GOAL
From the listing below, pull out every line where the string "sepal" appears.

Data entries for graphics
.....
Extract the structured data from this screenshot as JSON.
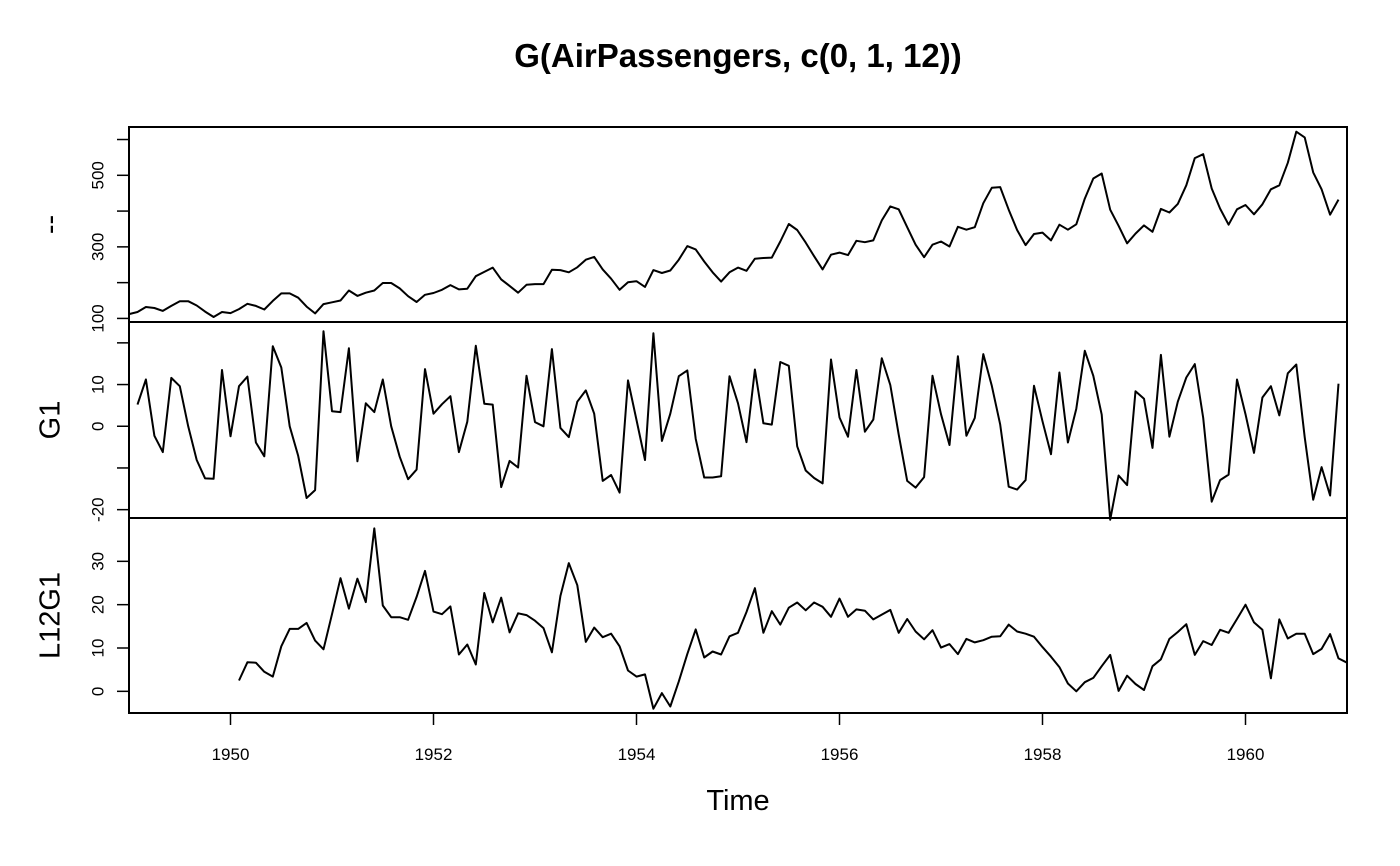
{
  "chart_data": {
    "type": "line",
    "title": "G(AirPassengers, c(0, 1, 12))",
    "xlabel": "Time",
    "start": 1949,
    "frequency": 12,
    "xlim": [
      1949,
      1961
    ],
    "x_ticks": [
      1950,
      1952,
      1954,
      1956,
      1958,
      1960
    ],
    "x_tick_labels": [
      "1950",
      "1952",
      "1954",
      "1956",
      "1958",
      "1960"
    ],
    "panels": [
      {
        "name": "--",
        "ylabel": "--",
        "ylim": [
          90,
          635
        ],
        "y_ticks": [
          100,
          200,
          300,
          400,
          500,
          600
        ],
        "y_tick_labels": [
          "100",
          "",
          "300",
          "",
          "500",
          ""
        ],
        "values": [
          112,
          118,
          132,
          129,
          121,
          135,
          148,
          148,
          136,
          119,
          104,
          118,
          115,
          126,
          141,
          135,
          125,
          149,
          170,
          170,
          158,
          133,
          114,
          140,
          145,
          150,
          178,
          163,
          172,
          178,
          199,
          199,
          184,
          162,
          146,
          166,
          171,
          180,
          193,
          181,
          183,
          218,
          230,
          242,
          209,
          191,
          172,
          194,
          196,
          196,
          236,
          235,
          229,
          243,
          264,
          272,
          237,
          211,
          180,
          201,
          204,
          188,
          235,
          227,
          234,
          264,
          302,
          293,
          259,
          229,
          203,
          229,
          242,
          233,
          267,
          269,
          270,
          315,
          364,
          347,
          312,
          274,
          237,
          278,
          284,
          277,
          317,
          313,
          318,
          374,
          413,
          405,
          355,
          306,
          271,
          306,
          315,
          301,
          356,
          348,
          355,
          422,
          465,
          467,
          404,
          347,
          305,
          336,
          340,
          318,
          362,
          348,
          363,
          435,
          491,
          505,
          404,
          359,
          310,
          337,
          360,
          342,
          406,
          396,
          420,
          472,
          548,
          559,
          463,
          407,
          362,
          405,
          417,
          391,
          419,
          461,
          472,
          535,
          622,
          606,
          508,
          461,
          390,
          432
        ]
      },
      {
        "name": "G1",
        "ylabel": "G1",
        "ylim": [
          -22,
          25
        ],
        "y_ticks": [
          -20,
          -10,
          0,
          10,
          20
        ],
        "y_tick_labels": [
          "-20",
          "",
          "0",
          "10",
          ""
        ],
        "values": [
          null,
          5.2,
          11.2,
          -2.3,
          -6.2,
          11.6,
          9.6,
          0,
          -8.1,
          -12.5,
          -12.6,
          13.5,
          -2.4,
          9.6,
          11.9,
          -3.9,
          -7.2,
          19.2,
          14.1,
          0,
          -7.1,
          -17.2,
          -15.3,
          22.8,
          3.6,
          3.4,
          18.7,
          -8.4,
          5.5,
          3.4,
          11.2,
          0,
          -7.3,
          -12.7,
          -10.4,
          13.7,
          3,
          5.3,
          7.2,
          -6.2,
          1.1,
          19.3,
          5.4,
          5.2,
          -14.6,
          -8.3,
          -9.9,
          12.1,
          1,
          0,
          18.5,
          -0.4,
          -2.6,
          5.9,
          8.6,
          3,
          -13.1,
          -11.7,
          -15.9,
          11,
          1.5,
          -8.1,
          22.3,
          -3.5,
          3,
          12,
          13.4,
          -3,
          -12.3,
          -12.3,
          -12,
          12,
          5.5,
          -3.8,
          13.6,
          0.7,
          0.4,
          15.4,
          14.5,
          -4.8,
          -10.6,
          -12.4,
          -13.7,
          16,
          2.1,
          -2.5,
          13.5,
          -1.3,
          1.6,
          16.3,
          9.9,
          -2,
          -13.1,
          -14.7,
          -12.2,
          12.1,
          2.9,
          -4.5,
          16.8,
          -2.3,
          2,
          17.3,
          9.7,
          0.4,
          -14.5,
          -15.2,
          -12.9,
          9.7,
          1.2,
          -6.7,
          12.9,
          -3.9,
          4.2,
          18.1,
          12.1,
          2.8,
          -22.4,
          -11.8,
          -14.1,
          8.4,
          6.6,
          -5.2,
          17.1,
          -2.5,
          5.9,
          11.7,
          14.9,
          2,
          -18.1,
          -12.9,
          -11.6,
          11.2,
          2.9,
          -6.4,
          6.9,
          9.6,
          2.6,
          12.7,
          14.8,
          -2.6,
          -17.6,
          -9.8,
          -16.6,
          10.2
        ]
      },
      {
        "name": "L12G1",
        "ylabel": "L12G1",
        "ylim": [
          -5,
          40
        ],
        "y_ticks": [
          0,
          10,
          20,
          30
        ],
        "y_tick_labels": [
          "0",
          "10",
          "20",
          "30"
        ],
        "values": [
          null,
          null,
          null,
          null,
          null,
          null,
          null,
          null,
          null,
          null,
          null,
          null,
          null,
          2.5,
          6.7,
          6.6,
          4.5,
          3.4,
          10.4,
          14.4,
          14.4,
          15.8,
          11.7,
          9.7,
          17.8,
          26.1,
          19.1,
          26,
          20.6,
          37.6,
          19.8,
          17.1,
          17.1,
          16.5,
          21.8,
          27.8,
          18.4,
          17.8,
          19.6,
          8.5,
          10.8,
          6.2,
          22.7,
          15.9,
          21.6,
          13.6,
          18,
          17.6,
          16.3,
          14.6,
          9,
          22,
          29.6,
          24.5,
          11.4,
          14.7,
          12.5,
          13.3,
          10.4,
          4.8,
          3.4,
          3.9,
          -4,
          -0.4,
          -3.5,
          2.3,
          8.6,
          14.3,
          7.8,
          9.2,
          8.5,
          12.7,
          13.5,
          18.3,
          23.8,
          13.5,
          18.5,
          15.4,
          19.3,
          20.5,
          18.7,
          20.5,
          19.5,
          17.2,
          21.4,
          17.2,
          18.9,
          18.6,
          16.6,
          17.7,
          18.8,
          13.5,
          16.7,
          13.8,
          12,
          14.1,
          10.1,
          10.9,
          8.6,
          12.1,
          11.3,
          11.8,
          12.6,
          12.7,
          15.4,
          13.8,
          13.3,
          12.6,
          10.2,
          8,
          5.6,
          1.8,
          0,
          2.1,
          3.1,
          5.8,
          8.4,
          0.1,
          3.6,
          1.7,
          0.3,
          5.8,
          7.4,
          12.1,
          13.7,
          15.5,
          8.4,
          11.6,
          10.7,
          14.2,
          13.5,
          16.7,
          20,
          15.9,
          14.2,
          3,
          16.6,
          12.2,
          13.3,
          13.3,
          8.6,
          9.8,
          13.2,
          7.6,
          6.6
        ]
      }
    ]
  }
}
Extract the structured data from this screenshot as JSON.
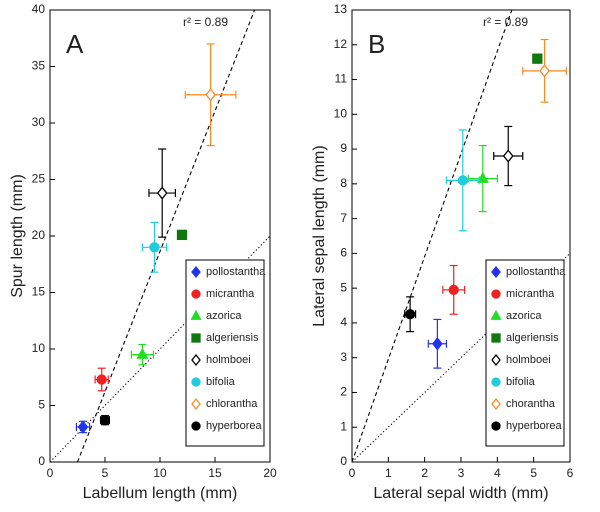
{
  "chart_data": [
    {
      "type": "scatter",
      "label": "A",
      "annotation": "r² = 0.89",
      "xlabel": "Labellum length (mm)",
      "ylabel": "Spur length (mm)",
      "xlim": [
        0,
        20
      ],
      "ylim": [
        0,
        40
      ],
      "xticks": [
        0,
        5,
        10,
        15,
        20
      ],
      "yticks": [
        0,
        5,
        10,
        15,
        20,
        25,
        30,
        35,
        40
      ],
      "legend": "lower right",
      "lines": [
        {
          "style": "dashed",
          "x": [
            2.5,
            18.6
          ],
          "y": [
            0,
            40
          ]
        },
        {
          "style": "dotted",
          "x": [
            0,
            20
          ],
          "y": [
            0,
            20
          ]
        }
      ],
      "series": [
        {
          "name": "pollostantha",
          "color": "#2233ee",
          "marker": "diamond",
          "filled": true,
          "x": [
            3.0
          ],
          "y": [
            3.1
          ],
          "xerr": [
            0.6
          ],
          "yerr": [
            0.5
          ]
        },
        {
          "name": "micrantha",
          "color": "#ee2222",
          "marker": "circle",
          "filled": true,
          "x": [
            4.7
          ],
          "y": [
            7.3
          ],
          "xerr": [
            0.6
          ],
          "yerr": [
            1.0
          ]
        },
        {
          "name": "azorica",
          "color": "#22dd22",
          "marker": "triangle",
          "filled": true,
          "x": [
            8.4
          ],
          "y": [
            9.5
          ],
          "xerr": [
            1.0
          ],
          "yerr": [
            0.9
          ]
        },
        {
          "name": "algeriensis",
          "color": "#117711",
          "marker": "square",
          "filled": true,
          "x": [
            12.0
          ],
          "y": [
            20.1
          ]
        },
        {
          "name": "holmboei",
          "color": "#000000",
          "marker": "diamond",
          "filled": false,
          "x": [
            10.2
          ],
          "y": [
            23.8
          ],
          "xerr": [
            1.2
          ],
          "yerr": [
            3.9
          ]
        },
        {
          "name": "bifolia",
          "color": "#22ccdd",
          "marker": "circle",
          "filled": true,
          "x": [
            9.5
          ],
          "y": [
            19.0
          ],
          "xerr": [
            1.1
          ],
          "yerr": [
            2.2
          ]
        },
        {
          "name": "chlorantha",
          "color": "#ff8822",
          "marker": "diamond",
          "filled": false,
          "x": [
            14.6
          ],
          "y": [
            32.5
          ],
          "xerr": [
            2.3
          ],
          "yerr": [
            4.5
          ]
        },
        {
          "name": "hyperborea",
          "color": "#000000",
          "marker": "circle",
          "filled": true,
          "x": [
            5.0
          ],
          "y": [
            3.7
          ],
          "xerr": [
            0.4
          ],
          "yerr": [
            0.4
          ]
        }
      ]
    },
    {
      "type": "scatter",
      "label": "B",
      "annotation": "r² = 0.89",
      "xlabel": "Lateral sepal width (mm)",
      "ylabel": "Lateral sepal length (mm)",
      "xlim": [
        0,
        6
      ],
      "ylim": [
        0,
        13
      ],
      "xticks": [
        0,
        1,
        2,
        3,
        4,
        5,
        6
      ],
      "yticks": [
        0,
        1,
        2,
        3,
        4,
        5,
        6,
        7,
        8,
        9,
        10,
        11,
        12,
        13
      ],
      "legend": "lower right",
      "lines": [
        {
          "style": "dashed",
          "x": [
            0,
            4.4
          ],
          "y": [
            0,
            13
          ]
        },
        {
          "style": "dotted",
          "x": [
            0,
            6
          ],
          "y": [
            0,
            6
          ]
        }
      ],
      "series": [
        {
          "name": "pollostantha",
          "color": "#2233ee",
          "marker": "diamond",
          "filled": true,
          "x": [
            2.35
          ],
          "y": [
            3.4
          ],
          "xerr": [
            0.25
          ],
          "yerr": [
            0.7
          ]
        },
        {
          "name": "micrantha",
          "color": "#ee2222",
          "marker": "circle",
          "filled": true,
          "x": [
            2.8
          ],
          "y": [
            4.95
          ],
          "xerr": [
            0.3
          ],
          "yerr": [
            0.7
          ]
        },
        {
          "name": "azorica",
          "color": "#22dd22",
          "marker": "triangle",
          "filled": true,
          "x": [
            3.6
          ],
          "y": [
            8.15
          ],
          "xerr": [
            0.4
          ],
          "yerr": [
            0.95
          ]
        },
        {
          "name": "algeriensis",
          "color": "#117711",
          "marker": "square",
          "filled": true,
          "x": [
            5.1
          ],
          "y": [
            11.6
          ]
        },
        {
          "name": "holmboei",
          "color": "#000000",
          "marker": "diamond",
          "filled": false,
          "x": [
            4.3
          ],
          "y": [
            8.8
          ],
          "xerr": [
            0.4
          ],
          "yerr": [
            0.85
          ]
        },
        {
          "name": "bifolia",
          "color": "#22ccdd",
          "marker": "circle",
          "filled": true,
          "x": [
            3.05
          ],
          "y": [
            8.1
          ],
          "xerr": [
            0.45
          ],
          "yerr": [
            1.45
          ]
        },
        {
          "name": "chorantha",
          "color": "#ff8822",
          "marker": "diamond",
          "filled": false,
          "x": [
            5.3
          ],
          "y": [
            11.25
          ],
          "xerr": [
            0.6
          ],
          "yerr": [
            0.9
          ]
        },
        {
          "name": "hyperborea",
          "color": "#000000",
          "marker": "circle",
          "filled": true,
          "x": [
            1.6
          ],
          "y": [
            4.25
          ],
          "xerr": [
            0.15
          ],
          "yerr": [
            0.5
          ]
        }
      ]
    }
  ]
}
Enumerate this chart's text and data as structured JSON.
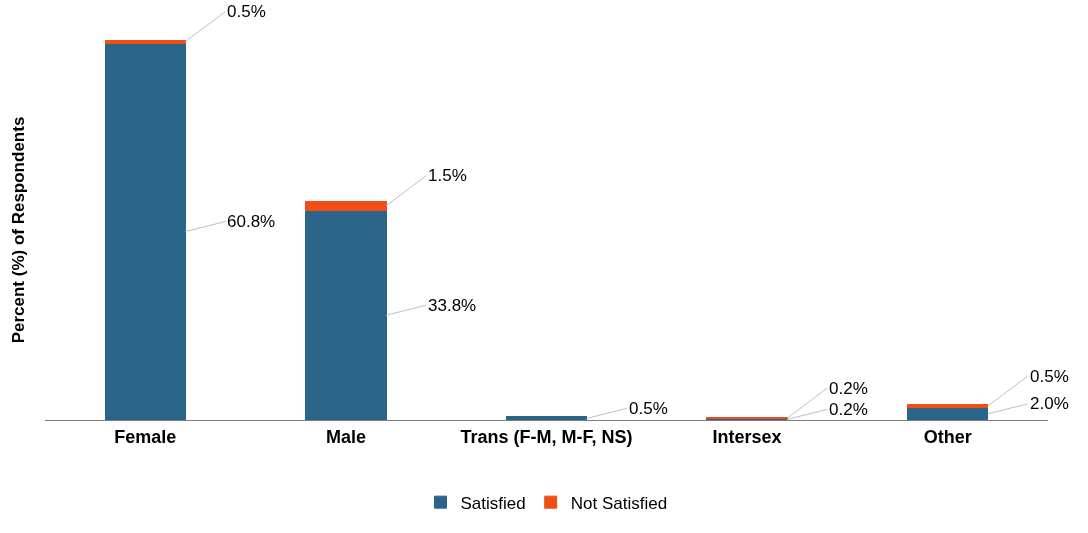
{
  "chart_data": {
    "type": "bar",
    "stacked": true,
    "ylabel": "Percent (%) of Respondents",
    "categories": [
      "Female",
      "Male",
      "Trans (F-M, M-F, NS)",
      "Intersex",
      "Other"
    ],
    "series": [
      {
        "name": "Satisfied",
        "color": "#2a6589",
        "values": [
          60.8,
          33.8,
          0.5,
          0.2,
          2.0
        ],
        "value_labels": [
          "60.8%",
          "33.8%",
          "0.5%",
          "0.2%",
          "2.0%"
        ]
      },
      {
        "name": "Not Satisfied",
        "color": "#f04e14",
        "values": [
          0.5,
          1.5,
          null,
          0.2,
          0.5
        ],
        "value_labels": [
          "0.5%",
          "1.5%",
          null,
          "0.2%",
          "0.5%"
        ]
      }
    ],
    "ylim": [
      0,
      61.3
    ],
    "tick_labels": "x",
    "legend": "bottom"
  }
}
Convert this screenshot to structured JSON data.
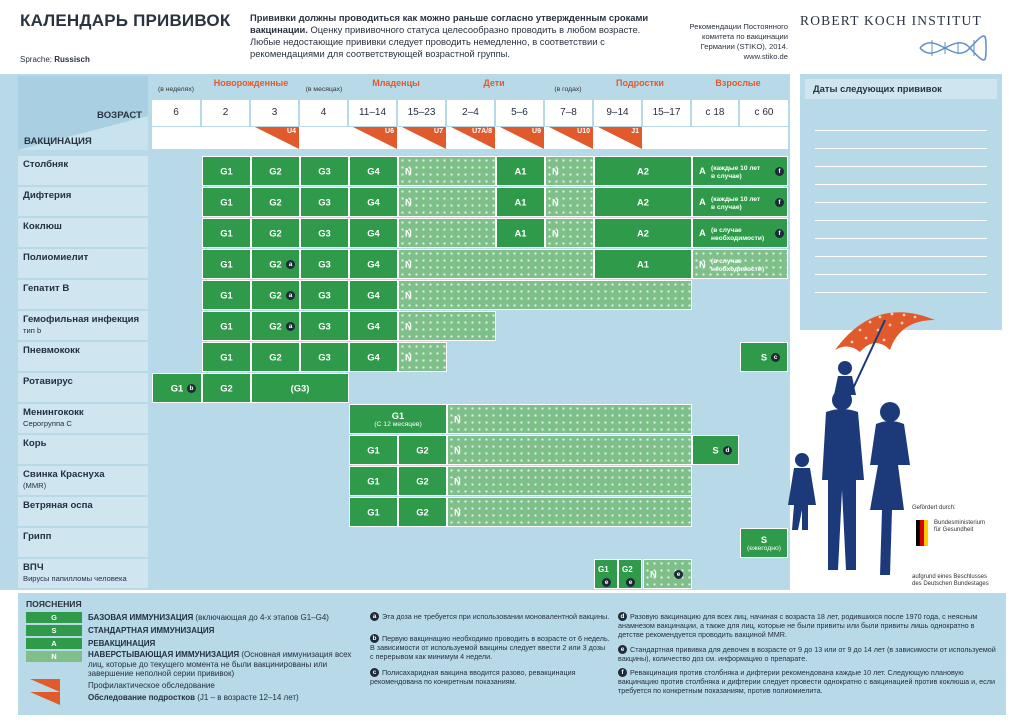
{
  "header": {
    "title": "КАЛЕНДАРЬ ПРИВИВОК",
    "lang_label": "Sprache:",
    "lang_value": "Russisch",
    "intro_bold": "Прививки должны проводиться как можно раньше согласно утвержденным сроками вакцинации.",
    "intro_rest": " Оценку прививочного статуса целесообразно проводить в любом возрасте. Любые недостающие прививки следует проводить немедленно, в соответствии с рекомендациями для соответствующей возрастной группы.",
    "rec_line1": "Рекомендации Постоянного",
    "rec_line2": "комитета по вакцинации",
    "rec_line3": "Германии (STIKO), 2014.",
    "rec_line4": "www.stiko.de",
    "institute": "ROBERT KOCH INSTITUT"
  },
  "table": {
    "age_label": "ВОЗРАСТ",
    "vaccination_label": "ВАКЦИНАЦИЯ",
    "groups": {
      "newborns": "Новорожденные",
      "infants": "Младенцы",
      "children": "Дети",
      "teens": "Подростки",
      "adults": "Взрослые"
    },
    "units": {
      "weeks": "(в неделях)",
      "months": "(в месяцах)",
      "years": "(в годах)"
    },
    "ages": [
      "6",
      "2",
      "3",
      "4",
      "11–14",
      "15–23",
      "2–4",
      "5–6",
      "7–8",
      "9–14",
      "15–17",
      "с 18",
      "с 60"
    ],
    "u_tags": [
      "U4",
      "U6",
      "U7",
      "U7A/8",
      "U9",
      "U10",
      "J1"
    ],
    "rows": [
      {
        "name": "Столбняк",
        "sub": ""
      },
      {
        "name": "Дифтерия",
        "sub": ""
      },
      {
        "name": "Коклюш",
        "sub": ""
      },
      {
        "name": "Полиомиелит",
        "sub": ""
      },
      {
        "name": "Гепатит В",
        "sub": ""
      },
      {
        "name": "Гемофильная инфекция",
        "sub": "тип b"
      },
      {
        "name": "Пневмококк",
        "sub": ""
      },
      {
        "name": "Ротавирус",
        "sub": ""
      },
      {
        "name": "Менингококк",
        "sub": "Серогруппа С"
      },
      {
        "name": "Корь",
        "sub": ""
      },
      {
        "name": "Свинка Краснуха",
        "sub": "(MMR)"
      },
      {
        "name": "Ветряная оспа",
        "sub": ""
      },
      {
        "name": "Грипп",
        "sub": ""
      },
      {
        "name": "ВПЧ",
        "sub": "Вирусы папилломы человека"
      }
    ],
    "labels": {
      "g1": "G1",
      "g2": "G2",
      "g3": "G3",
      "g4": "G4",
      "g3p": "(G3)",
      "n": "N",
      "a": "A",
      "a1": "A1",
      "a2": "A2",
      "s": "S",
      "every10": "(каждые 10 лет в случае)",
      "if_needed": "(в случае необходимости)",
      "from12m": "(С 12 месяцев)",
      "yearly": "(ежегодно)"
    }
  },
  "next_vacc": {
    "title": "Даты следующих прививок"
  },
  "illustration": {
    "funded": "Gefördert durch:",
    "ministry_1": "Bundesministerium",
    "ministry_2": "für Gesundheit",
    "basis_1": "aufgrund eines Beschlusses",
    "basis_2": "des Deutschen Bundestages"
  },
  "legend": {
    "title": "ПОЯСНЕНИЯ",
    "items": [
      {
        "box": "G",
        "color": "#2e9a4a",
        "bold": "БАЗОВАЯ ИММУНИЗАЦИЯ",
        "text": " (включающая до 4-х этапов G1–G4)"
      },
      {
        "box": "S",
        "color": "#2e9a4a",
        "bold": "СТАНДАРТНАЯ ИММУНИЗАЦИЯ",
        "text": ""
      },
      {
        "box": "A",
        "color": "#2e9a4a",
        "bold": "РЕВАКЦИНАЦИЯ",
        "text": ""
      },
      {
        "box": "N",
        "color": "#7fc08a",
        "bold": "НАВЕРСТЫВАЮЩАЯ ИММУНИЗАЦИЯ",
        "text": " (Основная иммунизация всех лиц, которые до текущего момента не были вакцинированы или завершение неполной серии прививок)"
      }
    ],
    "u_label": "Профилактическое обследование",
    "j_label": "Обследование подростков",
    "j_detail": " (J1 – в возрасте 12–14 лет)",
    "footnotes": [
      {
        "key": "a",
        "text": "Эта доза не требуется при использовании моновалентной вакцины."
      },
      {
        "key": "b",
        "text": "Первую вакцинацию необходимо проводить в возрасте от 6 недель. В зависимости от используемой вакцины следует ввести 2 или 3 дозы с перерывом как минимум 4 недели."
      },
      {
        "key": "c",
        "text": "Полисахаридная вакцина вводится разово, ревакцинация рекомендована по конкретным показаниям."
      },
      {
        "key": "d",
        "text": "Разовую вакцинацию для всех лиц, начиная с возраста 18 лет, родившихся после 1970 года, с неясным анамнезом вакцинации, а также для лиц, которые не были привиты или были привиты лишь однократно в детстве рекомендуется проводить вакциной MMR."
      },
      {
        "key": "e",
        "text": "Стандартная прививка для девочек в возрасте от 9 до 13 или от 9 до 14 лет (в зависимости от используемой вакцины), количество доз см. информацию о препарате."
      },
      {
        "key": "f",
        "text": "Ревакцинация против столбняка и дифтерии рекомендована каждые 10 лет. Следующую плановую вакцинацию против столбняка и дифтерии следует провести однократно с вакцинацией против коклюша и, если требуется по конкретным показаниям, против полиомиелита."
      }
    ]
  },
  "colors": {
    "green": "#2e9a4a",
    "green_light": "#7fc08a",
    "blue_bg": "#b8d9e8",
    "orange": "#e05a2c",
    "navy": "#1c3a7a"
  }
}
.....
SOLUTION FOR THIS PROBLEM
      "xlabel": "Lateral sepal width (mm)",
      "ylabel": "Lateral sepal length (mm)",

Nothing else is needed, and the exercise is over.